* **WHAT IS EXPECTED**
Return the lines where the word "history" occurs.

--

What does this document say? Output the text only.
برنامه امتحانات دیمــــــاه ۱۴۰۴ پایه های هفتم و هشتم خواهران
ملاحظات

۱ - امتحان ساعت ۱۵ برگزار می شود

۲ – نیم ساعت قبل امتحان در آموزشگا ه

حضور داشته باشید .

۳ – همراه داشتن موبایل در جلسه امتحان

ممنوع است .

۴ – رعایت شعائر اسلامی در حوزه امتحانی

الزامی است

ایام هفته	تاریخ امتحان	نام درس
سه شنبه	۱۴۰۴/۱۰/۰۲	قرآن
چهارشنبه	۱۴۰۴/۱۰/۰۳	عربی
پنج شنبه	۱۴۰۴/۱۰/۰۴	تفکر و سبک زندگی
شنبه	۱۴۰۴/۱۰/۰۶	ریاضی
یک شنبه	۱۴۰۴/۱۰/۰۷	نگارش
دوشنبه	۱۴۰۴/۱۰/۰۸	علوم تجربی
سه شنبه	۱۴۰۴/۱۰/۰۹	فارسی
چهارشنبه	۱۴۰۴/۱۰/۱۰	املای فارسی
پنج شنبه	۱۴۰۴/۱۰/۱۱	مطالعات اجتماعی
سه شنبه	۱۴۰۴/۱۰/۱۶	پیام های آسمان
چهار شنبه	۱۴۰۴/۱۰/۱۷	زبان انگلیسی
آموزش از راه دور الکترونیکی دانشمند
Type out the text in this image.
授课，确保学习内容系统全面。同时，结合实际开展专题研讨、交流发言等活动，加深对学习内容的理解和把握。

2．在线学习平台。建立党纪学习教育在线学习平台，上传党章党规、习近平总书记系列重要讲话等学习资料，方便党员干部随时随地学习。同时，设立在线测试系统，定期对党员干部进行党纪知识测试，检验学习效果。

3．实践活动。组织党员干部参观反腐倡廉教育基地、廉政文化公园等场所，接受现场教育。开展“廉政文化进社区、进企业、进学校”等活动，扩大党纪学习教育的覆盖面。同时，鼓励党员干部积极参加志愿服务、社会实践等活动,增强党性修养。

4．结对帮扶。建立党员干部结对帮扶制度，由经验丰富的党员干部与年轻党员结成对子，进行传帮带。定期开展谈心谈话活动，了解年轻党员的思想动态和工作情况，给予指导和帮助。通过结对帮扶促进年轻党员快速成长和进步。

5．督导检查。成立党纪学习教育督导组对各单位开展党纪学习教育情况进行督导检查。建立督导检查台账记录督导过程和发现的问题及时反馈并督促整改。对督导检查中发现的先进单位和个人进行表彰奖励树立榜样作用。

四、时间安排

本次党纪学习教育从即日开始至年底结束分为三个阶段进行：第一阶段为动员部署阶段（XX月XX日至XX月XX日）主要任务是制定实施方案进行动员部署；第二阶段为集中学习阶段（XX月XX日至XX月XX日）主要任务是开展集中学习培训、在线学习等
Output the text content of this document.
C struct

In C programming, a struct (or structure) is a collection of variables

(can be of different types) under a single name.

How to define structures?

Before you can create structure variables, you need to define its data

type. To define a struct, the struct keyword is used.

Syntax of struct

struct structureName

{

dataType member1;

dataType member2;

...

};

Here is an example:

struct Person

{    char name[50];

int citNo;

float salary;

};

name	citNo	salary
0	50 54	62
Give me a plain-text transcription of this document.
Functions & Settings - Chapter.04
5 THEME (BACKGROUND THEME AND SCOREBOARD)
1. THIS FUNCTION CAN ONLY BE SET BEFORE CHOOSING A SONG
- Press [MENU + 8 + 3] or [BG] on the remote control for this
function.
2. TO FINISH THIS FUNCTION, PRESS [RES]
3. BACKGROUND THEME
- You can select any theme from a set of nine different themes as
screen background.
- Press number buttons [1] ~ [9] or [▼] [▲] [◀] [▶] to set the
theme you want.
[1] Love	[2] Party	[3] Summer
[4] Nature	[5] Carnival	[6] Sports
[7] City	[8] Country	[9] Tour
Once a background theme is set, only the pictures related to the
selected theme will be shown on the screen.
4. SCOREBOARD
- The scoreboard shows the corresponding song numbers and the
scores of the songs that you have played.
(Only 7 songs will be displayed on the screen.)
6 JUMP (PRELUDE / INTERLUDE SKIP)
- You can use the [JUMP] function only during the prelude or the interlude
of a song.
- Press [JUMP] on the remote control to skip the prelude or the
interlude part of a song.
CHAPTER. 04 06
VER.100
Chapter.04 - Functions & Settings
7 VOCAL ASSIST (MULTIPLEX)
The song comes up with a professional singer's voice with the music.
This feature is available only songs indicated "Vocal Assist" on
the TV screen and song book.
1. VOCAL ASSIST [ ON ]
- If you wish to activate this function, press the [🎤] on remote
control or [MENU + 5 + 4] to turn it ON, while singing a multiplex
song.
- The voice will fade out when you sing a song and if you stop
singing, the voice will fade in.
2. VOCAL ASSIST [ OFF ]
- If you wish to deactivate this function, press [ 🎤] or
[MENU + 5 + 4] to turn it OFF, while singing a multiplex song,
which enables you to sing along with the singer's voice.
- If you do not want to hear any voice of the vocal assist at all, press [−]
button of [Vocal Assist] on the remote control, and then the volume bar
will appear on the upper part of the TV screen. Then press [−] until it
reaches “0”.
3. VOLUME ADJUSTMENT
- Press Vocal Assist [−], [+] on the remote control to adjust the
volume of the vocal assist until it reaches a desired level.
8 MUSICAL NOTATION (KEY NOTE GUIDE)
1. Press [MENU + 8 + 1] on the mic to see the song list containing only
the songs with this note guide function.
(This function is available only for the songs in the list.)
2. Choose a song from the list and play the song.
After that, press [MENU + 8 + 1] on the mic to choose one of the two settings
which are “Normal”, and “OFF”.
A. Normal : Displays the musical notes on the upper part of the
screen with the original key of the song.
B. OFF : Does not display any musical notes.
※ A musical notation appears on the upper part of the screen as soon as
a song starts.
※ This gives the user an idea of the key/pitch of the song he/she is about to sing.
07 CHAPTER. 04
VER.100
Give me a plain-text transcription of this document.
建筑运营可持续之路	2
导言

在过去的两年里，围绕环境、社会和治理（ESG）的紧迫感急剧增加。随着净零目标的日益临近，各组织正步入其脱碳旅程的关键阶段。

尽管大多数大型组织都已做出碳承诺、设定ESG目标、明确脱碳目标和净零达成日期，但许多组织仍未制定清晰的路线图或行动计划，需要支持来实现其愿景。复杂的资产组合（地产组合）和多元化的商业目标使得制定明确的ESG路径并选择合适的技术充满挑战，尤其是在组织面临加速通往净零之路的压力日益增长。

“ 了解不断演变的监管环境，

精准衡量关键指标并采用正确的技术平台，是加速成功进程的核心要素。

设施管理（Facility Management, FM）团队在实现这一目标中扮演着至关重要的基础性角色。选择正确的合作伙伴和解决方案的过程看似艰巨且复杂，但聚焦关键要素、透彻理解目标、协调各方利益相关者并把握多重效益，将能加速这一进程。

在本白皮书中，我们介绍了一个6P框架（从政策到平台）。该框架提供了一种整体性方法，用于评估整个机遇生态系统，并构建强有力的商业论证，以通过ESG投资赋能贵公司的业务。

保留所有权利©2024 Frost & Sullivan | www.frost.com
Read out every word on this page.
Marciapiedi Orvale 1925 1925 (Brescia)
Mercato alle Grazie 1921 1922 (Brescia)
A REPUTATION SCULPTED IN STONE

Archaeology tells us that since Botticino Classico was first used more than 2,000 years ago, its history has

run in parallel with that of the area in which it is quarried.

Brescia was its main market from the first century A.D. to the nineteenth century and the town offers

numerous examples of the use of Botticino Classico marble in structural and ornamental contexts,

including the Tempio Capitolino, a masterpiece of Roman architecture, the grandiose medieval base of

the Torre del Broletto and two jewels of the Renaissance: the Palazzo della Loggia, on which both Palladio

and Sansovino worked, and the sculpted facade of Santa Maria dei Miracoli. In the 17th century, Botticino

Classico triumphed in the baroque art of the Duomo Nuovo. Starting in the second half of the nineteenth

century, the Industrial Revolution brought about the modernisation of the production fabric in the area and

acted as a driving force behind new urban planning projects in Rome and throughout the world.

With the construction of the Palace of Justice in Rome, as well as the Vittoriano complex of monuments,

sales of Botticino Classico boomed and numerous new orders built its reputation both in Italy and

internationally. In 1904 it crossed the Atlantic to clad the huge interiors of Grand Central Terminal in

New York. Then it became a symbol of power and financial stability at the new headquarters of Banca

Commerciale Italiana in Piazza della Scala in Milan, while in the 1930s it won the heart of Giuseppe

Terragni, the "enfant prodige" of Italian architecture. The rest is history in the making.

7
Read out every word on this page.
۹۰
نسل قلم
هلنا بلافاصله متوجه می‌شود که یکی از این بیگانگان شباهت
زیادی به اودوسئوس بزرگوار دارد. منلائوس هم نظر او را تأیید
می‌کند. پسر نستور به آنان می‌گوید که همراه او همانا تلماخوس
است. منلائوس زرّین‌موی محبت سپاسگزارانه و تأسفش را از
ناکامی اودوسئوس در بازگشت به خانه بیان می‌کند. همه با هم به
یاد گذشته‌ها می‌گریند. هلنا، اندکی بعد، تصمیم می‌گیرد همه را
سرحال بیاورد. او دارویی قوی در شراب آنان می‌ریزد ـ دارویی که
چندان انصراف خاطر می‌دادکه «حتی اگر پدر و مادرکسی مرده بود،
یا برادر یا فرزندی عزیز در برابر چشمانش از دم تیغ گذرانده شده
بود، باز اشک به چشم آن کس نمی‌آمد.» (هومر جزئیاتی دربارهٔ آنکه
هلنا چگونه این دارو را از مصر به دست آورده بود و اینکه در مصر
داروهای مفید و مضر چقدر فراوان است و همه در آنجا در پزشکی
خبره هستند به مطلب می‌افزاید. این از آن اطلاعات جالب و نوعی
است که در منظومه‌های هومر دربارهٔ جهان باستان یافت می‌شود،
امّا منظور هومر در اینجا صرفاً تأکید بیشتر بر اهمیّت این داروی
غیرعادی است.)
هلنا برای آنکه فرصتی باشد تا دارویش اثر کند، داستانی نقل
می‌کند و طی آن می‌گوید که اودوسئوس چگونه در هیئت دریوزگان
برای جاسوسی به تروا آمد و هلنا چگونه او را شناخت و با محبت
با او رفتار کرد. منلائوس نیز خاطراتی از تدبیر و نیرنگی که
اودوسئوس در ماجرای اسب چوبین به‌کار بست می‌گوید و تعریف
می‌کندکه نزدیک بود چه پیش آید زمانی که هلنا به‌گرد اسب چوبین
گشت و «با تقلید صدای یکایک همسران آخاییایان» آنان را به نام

--

* **EXERCISE SOLUTION**
Archaeology tells us that since Botticino Classico was first used more than 2,000 years ago, its history has
Terragni, the "enfant prodige" of Italian architecture. The rest is history in the making.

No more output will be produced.